PROBLEM DETAILS
Reproduce all the entries precisely.

▼

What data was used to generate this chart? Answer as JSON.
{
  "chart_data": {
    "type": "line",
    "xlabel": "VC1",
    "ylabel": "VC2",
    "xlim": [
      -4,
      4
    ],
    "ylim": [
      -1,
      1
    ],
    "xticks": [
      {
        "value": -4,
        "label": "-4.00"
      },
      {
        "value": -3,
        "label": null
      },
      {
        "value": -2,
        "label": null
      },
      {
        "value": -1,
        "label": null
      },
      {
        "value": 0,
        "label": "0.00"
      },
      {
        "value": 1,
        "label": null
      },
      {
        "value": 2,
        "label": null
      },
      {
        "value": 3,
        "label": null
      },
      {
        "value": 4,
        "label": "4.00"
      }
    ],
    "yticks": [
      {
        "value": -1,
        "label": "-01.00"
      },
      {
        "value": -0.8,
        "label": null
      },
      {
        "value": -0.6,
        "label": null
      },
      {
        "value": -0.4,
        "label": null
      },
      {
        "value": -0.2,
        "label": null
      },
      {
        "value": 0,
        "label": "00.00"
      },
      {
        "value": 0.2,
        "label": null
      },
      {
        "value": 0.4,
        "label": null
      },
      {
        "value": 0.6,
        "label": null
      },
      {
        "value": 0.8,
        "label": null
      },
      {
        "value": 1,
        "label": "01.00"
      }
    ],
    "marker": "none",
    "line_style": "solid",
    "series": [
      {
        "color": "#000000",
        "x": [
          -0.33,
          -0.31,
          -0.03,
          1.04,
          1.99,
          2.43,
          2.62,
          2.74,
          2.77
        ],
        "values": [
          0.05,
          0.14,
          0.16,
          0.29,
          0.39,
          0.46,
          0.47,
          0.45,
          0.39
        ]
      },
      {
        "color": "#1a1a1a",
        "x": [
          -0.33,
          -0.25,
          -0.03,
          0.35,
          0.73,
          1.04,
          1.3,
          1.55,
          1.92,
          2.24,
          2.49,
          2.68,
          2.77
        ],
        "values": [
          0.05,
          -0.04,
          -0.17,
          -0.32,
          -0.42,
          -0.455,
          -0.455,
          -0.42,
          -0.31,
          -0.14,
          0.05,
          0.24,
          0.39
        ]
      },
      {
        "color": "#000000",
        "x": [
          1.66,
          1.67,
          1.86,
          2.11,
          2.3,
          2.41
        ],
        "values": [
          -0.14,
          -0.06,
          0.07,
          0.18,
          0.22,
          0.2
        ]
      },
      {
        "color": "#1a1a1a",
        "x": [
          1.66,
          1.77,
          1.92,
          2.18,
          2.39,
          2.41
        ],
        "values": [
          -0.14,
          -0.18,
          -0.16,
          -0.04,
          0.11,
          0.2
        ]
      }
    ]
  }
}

▲

RESPONSE
What data was used to generate this chart? Answer as JSON.
{
  "chart_data": {
    "type": "line",
    "xlabel": "VC1",
    "ylabel": "VC2",
    "xlim": [
      -4,
      4
    ],
    "ylim": [
      -1,
      1
    ],
    "xticks": [
      {
        "value": -4,
        "label": "-4.00"
      },
      {
        "value": -3,
        "label": null
      },
      {
        "value": -2,
        "label": null
      },
      {
        "value": -1,
        "label": null
      },
      {
        "value": 0,
        "label": "0.00"
      },
      {
        "value": 1,
        "label": null
      },
      {
        "value": 2,
        "label": null
      },
      {
        "value": 3,
        "label": null
      },
      {
        "value": 4,
        "label": "4.00"
      }
    ],
    "yticks": [
      {
        "value": -1,
        "label": "-01.00"
      },
      {
        "value": -0.8,
        "label": null
      },
      {
        "value": -0.6,
        "label": null
      },
      {
        "value": -0.4,
        "label": null
      },
      {
        "value": -0.2,
        "label": null
      },
      {
        "value": 0,
        "label": "00.00"
      },
      {
        "value": 0.2,
        "label": null
      },
      {
        "value": 0.4,
        "label": null
      },
      {
        "value": 0.6,
        "label": null
      },
      {
        "value": 0.8,
        "label": null
      },
      {
        "value": 1,
        "label": "01.00"
      }
    ],
    "marker": "none",
    "line_style": "solid",
    "series": [
      {
        "color": "#000000",
        "x": [
          -0.33,
          -0.31,
          -0.03,
          1.04,
          1.99,
          2.43,
          2.62,
          2.74,
          2.77
        ],
        "values": [
          0.05,
          0.14,
          0.16,
          0.29,
          0.39,
          0.46,
          0.47,
          0.45,
          0.39
        ]
      },
      {
        "color": "#1a1a1a",
        "x": [
          -0.33,
          -0.25,
          -0.03,
          0.35,
          0.73,
          1.04,
          1.3,
          1.55,
          1.92,
          2.24,
          2.49,
          2.68,
          2.77
        ],
        "values": [
          0.05,
          -0.04,
          -0.17,
          -0.32,
          -0.42,
          -0.455,
          -0.455,
          -0.42,
          -0.31,
          -0.14,
          0.05,
          0.24,
          0.39
        ]
      },
      {
        "color": "#000000",
        "x": [
          1.66,
          1.67,
          1.86,
          2.11,
          2.3,
          2.41
        ],
        "values": [
          -0.14,
          -0.06,
          0.07,
          0.18,
          0.22,
          0.2
        ]
      },
      {
        "color": "#1a1a1a",
        "x": [
          1.66,
          1.77,
          1.92,
          2.18,
          2.39,
          2.41
        ],
        "values": [
          -0.14,
          -0.18,
          -0.16,
          -0.04,
          0.11,
          0.2
        ]
      }
    ]
  }
}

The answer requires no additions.